— SET EXERCISE —
Find the line containing "Convert this chart". Quote it and every line after it, exactly, through the end; skip pictures.
....................
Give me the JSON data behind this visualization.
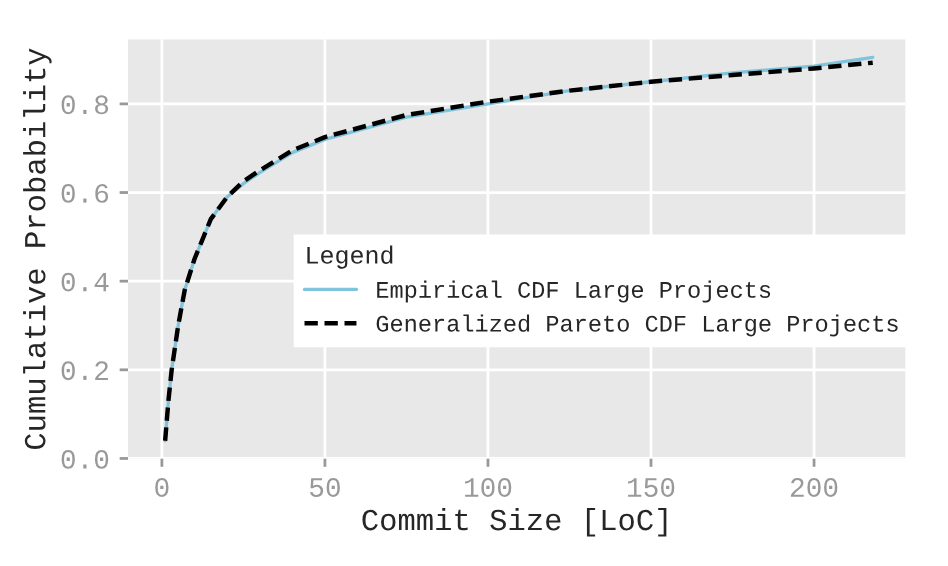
{
  "chart_data": {
    "type": "line",
    "xlabel": "Commit Size [LoC]",
    "ylabel": "Cumulative Probability",
    "legend_title": "Legend",
    "xlim": [
      -10.4,
      228
    ],
    "xticks": [
      0,
      50,
      100,
      150,
      200
    ],
    "ylim": [
      0,
      0.945
    ],
    "yticks": [
      {
        "value": 0,
        "label": "0.0"
      },
      0.2,
      0.4,
      0.6,
      0.8
    ],
    "grid": true,
    "legend": "right",
    "x": [
      1,
      2,
      3,
      5,
      7,
      10,
      15,
      20,
      25,
      30,
      40,
      50,
      75,
      100,
      125,
      150,
      175,
      200,
      218
    ],
    "series": [
      {
        "name": "Empirical CDF Large Projects",
        "color": "#7fc4dc",
        "line_style": "solid",
        "values": [
          0.04,
          0.13,
          0.2,
          0.3,
          0.38,
          0.45,
          0.54,
          0.59,
          0.62,
          0.645,
          0.69,
          0.72,
          0.77,
          0.8,
          0.83,
          0.85,
          0.87,
          0.885,
          0.905
        ]
      },
      {
        "name": "Generalized Pareto CDF Large Projects",
        "color": "#000000",
        "line_style": "dashed",
        "values": [
          0.04,
          0.13,
          0.2,
          0.3,
          0.38,
          0.45,
          0.54,
          0.59,
          0.625,
          0.65,
          0.695,
          0.725,
          0.775,
          0.805,
          0.83,
          0.85,
          0.865,
          0.88,
          0.893
        ]
      }
    ]
  }
}
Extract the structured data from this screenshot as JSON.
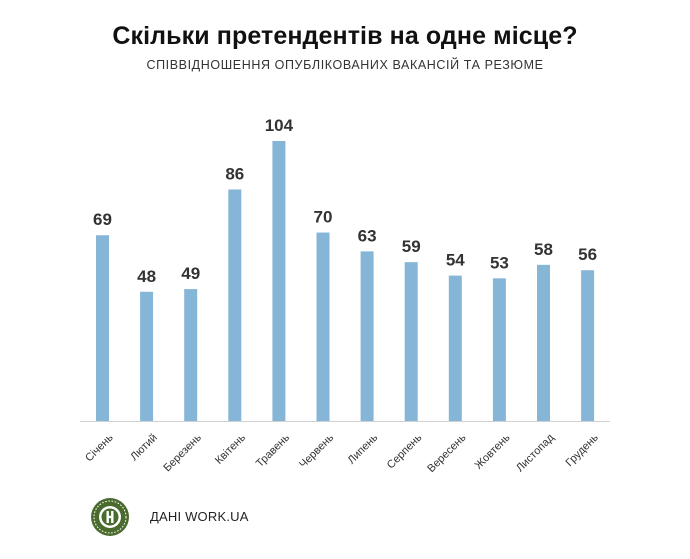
{
  "header": {
    "title": "Скільки претендентів на одне місце?",
    "subtitle": "СПІВВІДНОШЕННЯ ОПУБЛІКОВАНИХ ВАКАНСІЙ ТА РЕЗЮМЕ"
  },
  "footer": {
    "source_text": "ДАНІ WORK.UA",
    "logo_icon": "workua-logo-icon"
  },
  "colors": {
    "bar": "#86b6d7",
    "value_label": "#333333",
    "axis": "#d0d0d0",
    "tick_label": "#333333",
    "logo_green": "#4a6b2e"
  },
  "chart_data": {
    "type": "bar",
    "title": "Скільки претендентів на одне місце?",
    "subtitle": "СПІВВІДНОШЕННЯ ОПУБЛІКОВАНИХ ВАКАНСІЙ ТА РЕЗЮМЕ",
    "categories": [
      "Січень",
      "Лютий",
      "Березень",
      "Квітень",
      "Травень",
      "Червень",
      "Липень",
      "Серпень",
      "Вересень",
      "Жовтень",
      "Листопад",
      "Грудень"
    ],
    "values": [
      69,
      48,
      49,
      86,
      104,
      70,
      63,
      59,
      54,
      53,
      58,
      56
    ],
    "xlabel": "",
    "ylabel": "",
    "ylim": [
      0,
      104
    ],
    "grid": false,
    "data_labels": true,
    "tick_label_rotation": "diagonal"
  }
}
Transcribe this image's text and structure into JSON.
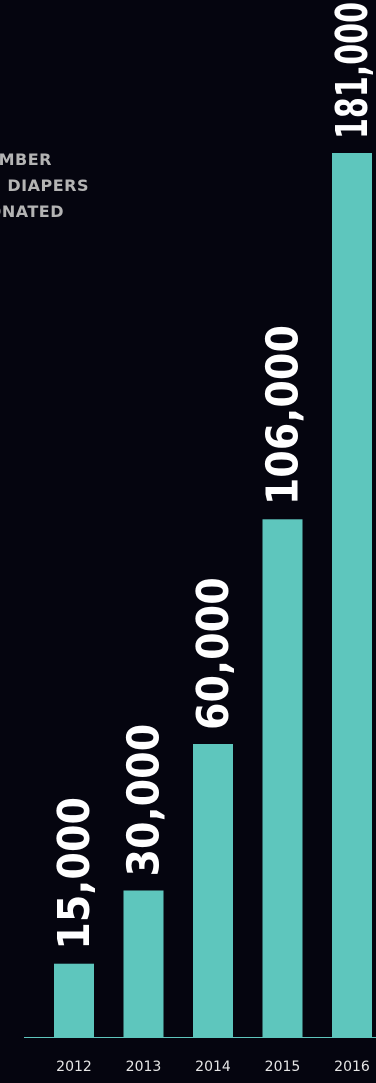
{
  "chart_data": {
    "type": "bar",
    "title_lines": [
      "NUMBER",
      "OF DIAPERS",
      "DONATED"
    ],
    "categories": [
      "2012",
      "2013",
      "2014",
      "2015",
      "2016"
    ],
    "values": [
      15000,
      30000,
      60000,
      106000,
      181000
    ],
    "value_labels": [
      "15,000",
      "30,000",
      "60,000",
      "106,000",
      "181,000"
    ],
    "ylim": [
      0,
      181000
    ],
    "grid": false,
    "legend": "none",
    "colors": {
      "background": "#05050f",
      "bar": "#5ec6bd",
      "title": "#b4b4b4",
      "value_label": "#ffffff",
      "tick_label": "#e6e6e6",
      "axis": "#5ec6bd"
    }
  }
}
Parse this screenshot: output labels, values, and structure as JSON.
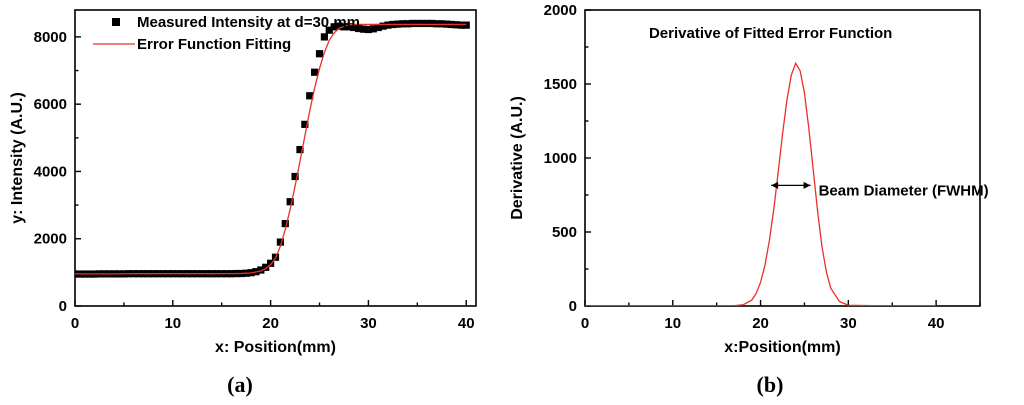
{
  "chart_data": [
    {
      "panel_label": "(a)",
      "type": "scatter",
      "title": "",
      "xlabel": "x: Position(mm)",
      "ylabel": "y: Intensity (A.U.)",
      "xlim": [
        0,
        41
      ],
      "ylim": [
        0,
        8800
      ],
      "xticks": [
        0,
        10,
        20,
        30,
        40
      ],
      "yticks": [
        0,
        2000,
        4000,
        6000,
        8000
      ],
      "legend_position": "top-left",
      "series": [
        {
          "name": "Measured Intensity at d=30 mm",
          "kind": "markers",
          "color": "#000000",
          "x": [
            0,
            0.5,
            1,
            1.5,
            2,
            2.5,
            3,
            3.5,
            4,
            4.5,
            5,
            5.5,
            6,
            6.5,
            7,
            7.5,
            8,
            8.5,
            9,
            9.5,
            10,
            10.5,
            11,
            11.5,
            12,
            12.5,
            13,
            13.5,
            14,
            14.5,
            15,
            15.5,
            16,
            16.5,
            17,
            17.5,
            18,
            18.5,
            19,
            19.5,
            20,
            20.5,
            21,
            21.5,
            22,
            22.5,
            23,
            23.5,
            24,
            24.5,
            25,
            25.5,
            26,
            26.5,
            27,
            27.5,
            28,
            28.5,
            29,
            29.5,
            30,
            30.5,
            31,
            31.5,
            32,
            32.5,
            33,
            33.5,
            34,
            34.5,
            35,
            35.5,
            36,
            36.5,
            37,
            37.5,
            38,
            38.5,
            39,
            39.5,
            40
          ],
          "y": [
            950,
            950,
            950,
            950,
            950,
            955,
            955,
            955,
            955,
            955,
            955,
            960,
            960,
            960,
            960,
            960,
            960,
            960,
            960,
            960,
            960,
            960,
            960,
            960,
            960,
            960,
            960,
            960,
            960,
            960,
            960,
            960,
            960,
            965,
            965,
            975,
            990,
            1020,
            1070,
            1150,
            1270,
            1450,
            1900,
            2450,
            3100,
            3850,
            4650,
            5400,
            6250,
            6950,
            7500,
            8000,
            8200,
            8300,
            8320,
            8300,
            8300,
            8280,
            8250,
            8230,
            8220,
            8240,
            8280,
            8320,
            8350,
            8370,
            8380,
            8390,
            8390,
            8400,
            8400,
            8400,
            8400,
            8400,
            8390,
            8390,
            8380,
            8370,
            8360,
            8350,
            8350
          ]
        },
        {
          "name": "Error Function Fitting",
          "kind": "line",
          "color": "#e8302a",
          "x": [
            0,
            2,
            4,
            6,
            8,
            10,
            12,
            14,
            16,
            17,
            18,
            19,
            19.5,
            20,
            20.5,
            21,
            21.5,
            22,
            22.5,
            23,
            23.5,
            24,
            24.5,
            25,
            25.5,
            26,
            26.5,
            27,
            28,
            29,
            30,
            32,
            34,
            36,
            38,
            40
          ],
          "y": [
            955,
            955,
            955,
            960,
            960,
            960,
            960,
            960,
            962,
            968,
            985,
            1040,
            1110,
            1230,
            1420,
            1780,
            2280,
            2880,
            3560,
            4300,
            5050,
            5800,
            6480,
            7060,
            7540,
            7900,
            8120,
            8260,
            8360,
            8370,
            8370,
            8370,
            8370,
            8370,
            8370,
            8370
          ]
        }
      ]
    },
    {
      "panel_label": "(b)",
      "type": "line",
      "title": "Derivative of Fitted Error Function",
      "xlabel": "x:Position(mm)",
      "ylabel": "Derivative (A.U.)",
      "xlim": [
        0,
        45
      ],
      "ylim": [
        0,
        2000
      ],
      "xticks": [
        0,
        10,
        20,
        30,
        40
      ],
      "yticks": [
        0,
        500,
        1000,
        1500,
        2000
      ],
      "annotation": {
        "text": "Beam Diameter (FWHM)",
        "arrow_x": [
          21.2,
          25.7
        ],
        "arrow_y": 815
      },
      "series": [
        {
          "name": "",
          "color": "#e8302a",
          "x": [
            0,
            5,
            10,
            15,
            17,
            18,
            19,
            19.5,
            20,
            20.5,
            21,
            21.5,
            22,
            22.5,
            23,
            23.5,
            24,
            24.5,
            25,
            25.5,
            26,
            26.5,
            27,
            27.5,
            28,
            29,
            30,
            35,
            40
          ],
          "y": [
            0,
            0,
            0,
            0,
            2,
            8,
            40,
            85,
            160,
            275,
            440,
            650,
            900,
            1160,
            1390,
            1560,
            1640,
            1590,
            1440,
            1200,
            920,
            640,
            400,
            230,
            120,
            30,
            5,
            0,
            0
          ]
        }
      ]
    }
  ]
}
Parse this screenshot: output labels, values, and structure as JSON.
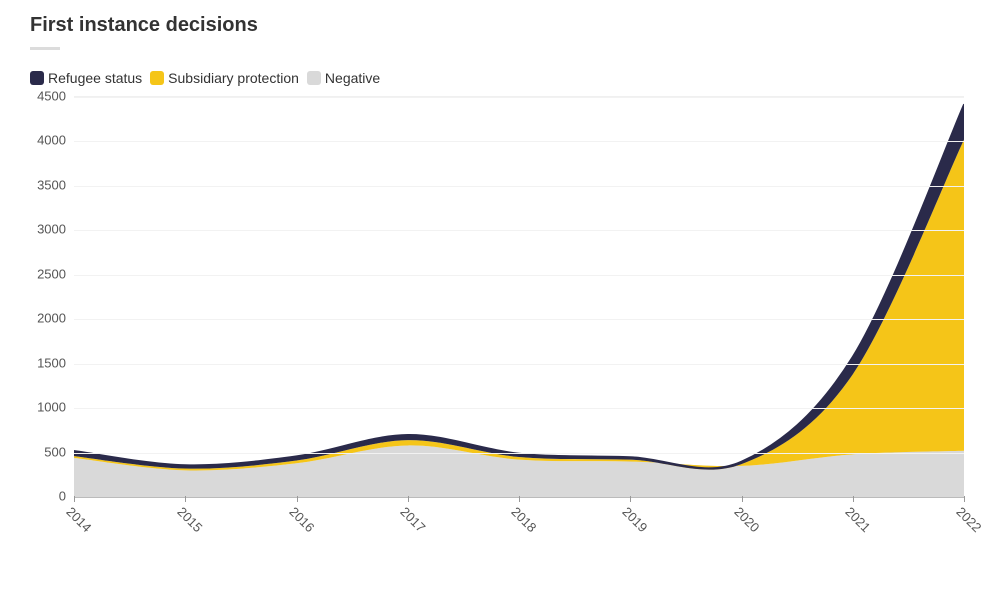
{
  "title": "First instance decisions",
  "legend": {
    "items": [
      {
        "key": "refugee",
        "label": "Refugee status",
        "color": "#2a2a4a"
      },
      {
        "key": "subsidiary",
        "label": "Subsidiary protection",
        "color": "#f5c518"
      },
      {
        "key": "negative",
        "label": "Negative",
        "color": "#d9d9d9"
      }
    ]
  },
  "chart": {
    "type": "area-stacked",
    "background_color": "#ffffff",
    "grid_color": "#f2f2f2",
    "axis_text_color": "#555555",
    "title_fontsize": 20,
    "label_fontsize": 13,
    "x": {
      "categories": [
        "2014",
        "2015",
        "2016",
        "2017",
        "2018",
        "2019",
        "2020",
        "2021",
        "2022"
      ],
      "tick_rotation_deg": 45
    },
    "y": {
      "min": 0,
      "max": 4500,
      "tick_step": 500,
      "ticks": [
        0,
        500,
        1000,
        1500,
        2000,
        2500,
        3000,
        3500,
        4000,
        4500
      ]
    },
    "series": [
      {
        "key": "negative",
        "label": "Negative",
        "color": "#d9d9d9",
        "values": [
          440,
          300,
          380,
          580,
          420,
          400,
          350,
          480,
          520
        ]
      },
      {
        "key": "subsidiary",
        "label": "Subsidiary protection",
        "color": "#f5c518",
        "values": [
          20,
          20,
          30,
          60,
          30,
          20,
          20,
          900,
          3500
        ]
      },
      {
        "key": "refugee",
        "label": "Refugee status",
        "color": "#2a2a4a",
        "values": [
          60,
          40,
          50,
          60,
          40,
          30,
          30,
          200,
          400
        ]
      }
    ],
    "line_width": 1.5,
    "smooth": true
  }
}
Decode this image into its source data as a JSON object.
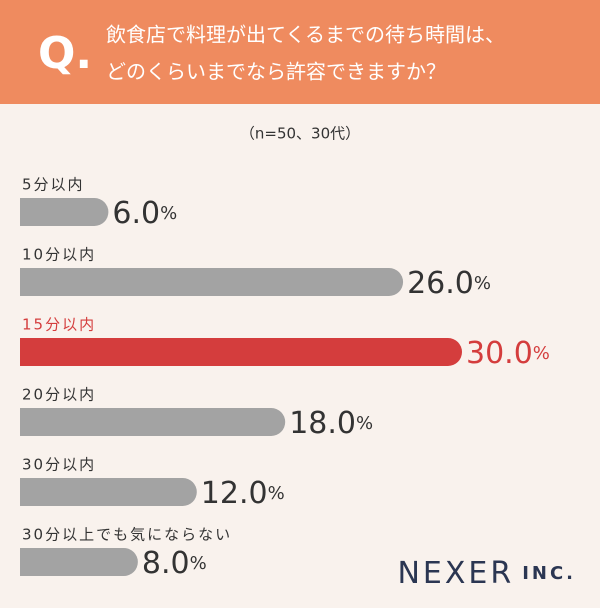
{
  "header": {
    "q_mark": "Q.",
    "question_lines": [
      "飲食店で料理が出てくるまでの待ち時間は、",
      "どのくらいまでなら許容できますか？"
    ]
  },
  "chart_data": {
    "type": "bar",
    "orientation": "horizontal",
    "subtitle": "（n=50、30代）",
    "categories": [
      "5分以内",
      "10分以内",
      "15分以内",
      "20分以内",
      "30分以内",
      "30分以上でも気にならない"
    ],
    "values": [
      6.0,
      26.0,
      30.0,
      18.0,
      12.0,
      8.0
    ],
    "value_labels": [
      "6.0%",
      "26.0%",
      "30.0%",
      "18.0%",
      "12.0%",
      "8.0%"
    ],
    "colors": [
      "#a3a3a3",
      "#a3a3a3",
      "#d43d3d",
      "#a3a3a3",
      "#a3a3a3",
      "#a3a3a3"
    ],
    "label_colors": [
      "#333333",
      "#333333",
      "#d43d3d",
      "#333333",
      "#333333",
      "#333333"
    ]
  },
  "logo": {
    "name": "NEXER",
    "suffix": "INC."
  }
}
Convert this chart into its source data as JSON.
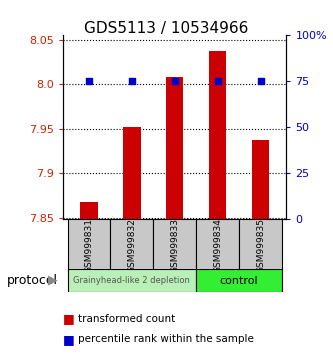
{
  "title": "GDS5113 / 10534966",
  "samples": [
    "GSM999831",
    "GSM999832",
    "GSM999833",
    "GSM999834",
    "GSM999835"
  ],
  "red_values": [
    7.868,
    7.952,
    8.008,
    8.037,
    7.937
  ],
  "blue_values": [
    75,
    75,
    75,
    75,
    75
  ],
  "ylim_left": [
    7.848,
    8.055
  ],
  "ylim_right": [
    0,
    100
  ],
  "yticks_left": [
    7.85,
    7.9,
    7.95,
    8.0,
    8.05
  ],
  "yticks_right": [
    0,
    25,
    50,
    75,
    100
  ],
  "ytick_labels_right": [
    "0",
    "25",
    "50",
    "75",
    "100%"
  ],
  "bar_baseline": 7.848,
  "group1_samples": [
    0,
    1,
    2
  ],
  "group2_samples": [
    3,
    4
  ],
  "group1_label": "Grainyhead-like 2 depletion",
  "group2_label": "control",
  "group1_color": "#b8f0b8",
  "group2_color": "#33ee33",
  "bar_color": "#cc0000",
  "dot_color": "#0000cc",
  "protocol_label": "protocol",
  "legend_red": "transformed count",
  "legend_blue": "percentile rank within the sample",
  "title_fontsize": 11,
  "axis_label_color_left": "#cc2200",
  "axis_label_color_right": "#0000cc",
  "label_box_color": "#c8c8c8"
}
....................
— REPLY —
Convert this chart into its source data as JSON.
{
  "title": "GDS5113 / 10534966",
  "samples": [
    "GSM999831",
    "GSM999832",
    "GSM999833",
    "GSM999834",
    "GSM999835"
  ],
  "red_values": [
    7.868,
    7.952,
    8.008,
    8.037,
    7.937
  ],
  "blue_values": [
    75,
    75,
    75,
    75,
    75
  ],
  "ylim_left": [
    7.848,
    8.055
  ],
  "ylim_right": [
    0,
    100
  ],
  "yticks_left": [
    7.85,
    7.9,
    7.95,
    8.0,
    8.05
  ],
  "yticks_right": [
    0,
    25,
    50,
    75,
    100
  ],
  "ytick_labels_right": [
    "0",
    "25",
    "50",
    "75",
    "100%"
  ],
  "bar_baseline": 7.848,
  "group1_samples": [
    0,
    1,
    2
  ],
  "group2_samples": [
    3,
    4
  ],
  "group1_label": "Grainyhead-like 2 depletion",
  "group2_label": "control",
  "group1_color": "#b8f0b8",
  "group2_color": "#33ee33",
  "bar_color": "#cc0000",
  "dot_color": "#0000cc",
  "protocol_label": "protocol",
  "legend_red": "transformed count",
  "legend_blue": "percentile rank within the sample",
  "title_fontsize": 11,
  "axis_label_color_left": "#cc2200",
  "axis_label_color_right": "#0000cc",
  "label_box_color": "#c8c8c8"
}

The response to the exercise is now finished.